• [GIVEN REQUEST]: Each entry must appear again exactly as it does in the source.

• [DATA SHOWN]:
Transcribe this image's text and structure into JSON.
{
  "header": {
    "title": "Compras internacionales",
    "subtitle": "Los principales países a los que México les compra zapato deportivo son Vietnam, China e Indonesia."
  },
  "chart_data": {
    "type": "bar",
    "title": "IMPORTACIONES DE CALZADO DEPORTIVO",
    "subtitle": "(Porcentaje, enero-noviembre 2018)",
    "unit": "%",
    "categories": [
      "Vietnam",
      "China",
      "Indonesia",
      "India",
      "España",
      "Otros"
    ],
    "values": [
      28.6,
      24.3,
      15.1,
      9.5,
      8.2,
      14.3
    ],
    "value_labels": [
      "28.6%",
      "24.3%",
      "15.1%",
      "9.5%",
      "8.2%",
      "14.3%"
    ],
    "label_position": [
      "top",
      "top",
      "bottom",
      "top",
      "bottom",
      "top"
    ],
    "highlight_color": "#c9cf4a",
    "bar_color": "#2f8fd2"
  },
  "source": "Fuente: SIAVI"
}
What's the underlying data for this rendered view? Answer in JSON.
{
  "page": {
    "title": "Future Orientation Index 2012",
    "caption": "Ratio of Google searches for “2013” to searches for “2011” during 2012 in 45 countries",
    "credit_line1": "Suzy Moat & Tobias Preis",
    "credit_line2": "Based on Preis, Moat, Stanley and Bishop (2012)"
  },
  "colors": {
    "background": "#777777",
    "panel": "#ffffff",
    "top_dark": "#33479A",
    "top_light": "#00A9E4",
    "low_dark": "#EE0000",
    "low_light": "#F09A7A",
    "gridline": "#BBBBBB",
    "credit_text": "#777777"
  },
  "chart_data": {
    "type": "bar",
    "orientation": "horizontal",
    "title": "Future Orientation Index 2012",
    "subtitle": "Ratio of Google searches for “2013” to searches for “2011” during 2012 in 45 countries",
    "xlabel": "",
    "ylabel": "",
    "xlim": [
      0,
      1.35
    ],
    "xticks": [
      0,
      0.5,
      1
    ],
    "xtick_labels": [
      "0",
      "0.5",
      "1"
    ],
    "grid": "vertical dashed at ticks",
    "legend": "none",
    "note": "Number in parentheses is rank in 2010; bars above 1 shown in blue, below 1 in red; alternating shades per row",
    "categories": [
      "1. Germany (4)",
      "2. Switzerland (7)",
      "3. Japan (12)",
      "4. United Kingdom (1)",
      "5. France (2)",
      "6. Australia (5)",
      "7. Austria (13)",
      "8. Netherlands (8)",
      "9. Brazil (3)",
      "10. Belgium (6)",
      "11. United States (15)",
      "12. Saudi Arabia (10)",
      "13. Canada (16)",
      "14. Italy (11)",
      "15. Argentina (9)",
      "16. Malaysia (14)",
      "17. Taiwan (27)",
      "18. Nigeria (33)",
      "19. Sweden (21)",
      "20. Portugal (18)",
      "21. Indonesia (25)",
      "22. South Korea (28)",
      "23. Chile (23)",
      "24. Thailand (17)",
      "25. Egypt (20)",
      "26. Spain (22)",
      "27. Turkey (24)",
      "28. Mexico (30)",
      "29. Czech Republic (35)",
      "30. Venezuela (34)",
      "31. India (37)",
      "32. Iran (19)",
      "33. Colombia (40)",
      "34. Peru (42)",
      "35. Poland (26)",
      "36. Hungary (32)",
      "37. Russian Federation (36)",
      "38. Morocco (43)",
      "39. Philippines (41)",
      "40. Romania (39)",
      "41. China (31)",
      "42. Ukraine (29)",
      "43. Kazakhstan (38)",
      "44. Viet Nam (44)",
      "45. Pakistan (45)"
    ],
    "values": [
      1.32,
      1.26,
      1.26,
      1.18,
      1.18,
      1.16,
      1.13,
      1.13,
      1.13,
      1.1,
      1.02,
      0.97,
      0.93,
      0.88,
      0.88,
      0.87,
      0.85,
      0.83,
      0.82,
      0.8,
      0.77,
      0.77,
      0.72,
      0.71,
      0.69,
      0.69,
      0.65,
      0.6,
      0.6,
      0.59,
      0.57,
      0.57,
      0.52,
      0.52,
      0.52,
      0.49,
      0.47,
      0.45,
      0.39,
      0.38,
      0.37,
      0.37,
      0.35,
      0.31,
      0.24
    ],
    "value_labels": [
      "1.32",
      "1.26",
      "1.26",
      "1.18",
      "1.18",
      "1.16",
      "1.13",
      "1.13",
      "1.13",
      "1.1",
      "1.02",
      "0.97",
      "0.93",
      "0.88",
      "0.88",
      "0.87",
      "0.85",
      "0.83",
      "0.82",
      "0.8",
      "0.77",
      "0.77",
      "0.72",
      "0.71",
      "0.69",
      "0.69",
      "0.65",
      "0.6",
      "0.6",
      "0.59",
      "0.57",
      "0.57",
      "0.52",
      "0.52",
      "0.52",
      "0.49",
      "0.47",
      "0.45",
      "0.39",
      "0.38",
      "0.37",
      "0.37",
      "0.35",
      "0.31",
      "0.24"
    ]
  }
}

• [EXPECTED ANSWER]:
Transcribe this image's text and structure into JSON.
{
  "header": {
    "title": "Compras internacionales",
    "subtitle": "Los principales países a los que México les compra zapato deportivo son Vietnam, China e Indonesia."
  },
  "chart_data": {
    "type": "bar",
    "title": "IMPORTACIONES DE CALZADO DEPORTIVO",
    "subtitle": "(Porcentaje, enero-noviembre 2018)",
    "unit": "%",
    "categories": [
      "Vietnam",
      "China",
      "Indonesia",
      "India",
      "España",
      "Otros"
    ],
    "values": [
      28.6,
      24.3,
      15.1,
      9.5,
      8.2,
      14.3
    ],
    "value_labels": [
      "28.6%",
      "24.3%",
      "15.1%",
      "9.5%",
      "8.2%",
      "14.3%"
    ],
    "label_position": [
      "top",
      "top",
      "bottom",
      "top",
      "bottom",
      "top"
    ],
    "highlight_color": "#c9cf4a",
    "bar_color": "#2f8fd2"
  },
  "source": "Fuente: SIAVI"
}
What's the underlying data for this rendered view? Answer in JSON.
{
  "page": {
    "title": "Future Orientation Index 2012",
    "caption": "Ratio of Google searches for “2013” to searches for “2011” during 2012 in 45 countries",
    "credit_line1": "Suzy Moat & Tobias Preis",
    "credit_line2": "Based on Preis, Moat, Stanley and Bishop (2012)"
  },
  "colors": {
    "background": "#777777",
    "panel": "#ffffff",
    "top_dark": "#33479A",
    "top_light": "#00A9E4",
    "low_dark": "#EE0000",
    "low_light": "#F09A7A",
    "gridline": "#BBBBBB",
    "credit_text": "#777777"
  },
  "chart_data": {
    "type": "bar",
    "orientation": "horizontal",
    "title": "Future Orientation Index 2012",
    "subtitle": "Ratio of Google searches for “2013” to searches for “2011” during 2012 in 45 countries",
    "xlabel": "",
    "ylabel": "",
    "xlim": [
      0,
      1.35
    ],
    "xticks": [
      0,
      0.5,
      1
    ],
    "xtick_labels": [
      "0",
      "0.5",
      "1"
    ],
    "grid": "vertical dashed at ticks",
    "legend": "none",
    "note": "Number in parentheses is rank in 2010; bars above 1 shown in blue, below 1 in red; alternating shades per row",
    "categories": [
      "1. Germany (4)",
      "2. Switzerland (7)",
      "3. Japan (12)",
      "4. United Kingdom (1)",
      "5. France (2)",
      "6. Australia (5)",
      "7. Austria (13)",
      "8. Netherlands (8)",
      "9. Brazil (3)",
      "10. Belgium (6)",
      "11. United States (15)",
      "12. Saudi Arabia (10)",
      "13. Canada (16)",
      "14. Italy (11)",
      "15. Argentina (9)",
      "16. Malaysia (14)",
      "17. Taiwan (27)",
      "18. Nigeria (33)",
      "19. Sweden (21)",
      "20. Portugal (18)",
      "21. Indonesia (25)",
      "22. South Korea (28)",
      "23. Chile (23)",
      "24. Thailand (17)",
      "25. Egypt (20)",
      "26. Spain (22)",
      "27. Turkey (24)",
      "28. Mexico (30)",
      "29. Czech Republic (35)",
      "30. Venezuela (34)",
      "31. India (37)",
      "32. Iran (19)",
      "33. Colombia (40)",
      "34. Peru (42)",
      "35. Poland (26)",
      "36. Hungary (32)",
      "37. Russian Federation (36)",
      "38. Morocco (43)",
      "39. Philippines (41)",
      "40. Romania (39)",
      "41. China (31)",
      "42. Ukraine (29)",
      "43. Kazakhstan (38)",
      "44. Viet Nam (44)",
      "45. Pakistan (45)"
    ],
    "values": [
      1.32,
      1.26,
      1.26,
      1.18,
      1.18,
      1.16,
      1.13,
      1.13,
      1.13,
      1.1,
      1.02,
      0.97,
      0.93,
      0.88,
      0.88,
      0.87,
      0.85,
      0.83,
      0.82,
      0.8,
      0.77,
      0.77,
      0.72,
      0.71,
      0.69,
      0.69,
      0.65,
      0.6,
      0.6,
      0.59,
      0.57,
      0.57,
      0.52,
      0.52,
      0.52,
      0.49,
      0.47,
      0.45,
      0.39,
      0.38,
      0.37,
      0.37,
      0.35,
      0.31,
      0.24
    ],
    "value_labels": [
      "1.32",
      "1.26",
      "1.26",
      "1.18",
      "1.18",
      "1.16",
      "1.13",
      "1.13",
      "1.13",
      "1.1",
      "1.02",
      "0.97",
      "0.93",
      "0.88",
      "0.88",
      "0.87",
      "0.85",
      "0.83",
      "0.82",
      "0.8",
      "0.77",
      "0.77",
      "0.72",
      "0.71",
      "0.69",
      "0.69",
      "0.65",
      "0.6",
      "0.6",
      "0.59",
      "0.57",
      "0.57",
      "0.52",
      "0.52",
      "0.52",
      "0.49",
      "0.47",
      "0.45",
      "0.39",
      "0.38",
      "0.37",
      "0.37",
      "0.35",
      "0.31",
      "0.24"
    ]
  }
}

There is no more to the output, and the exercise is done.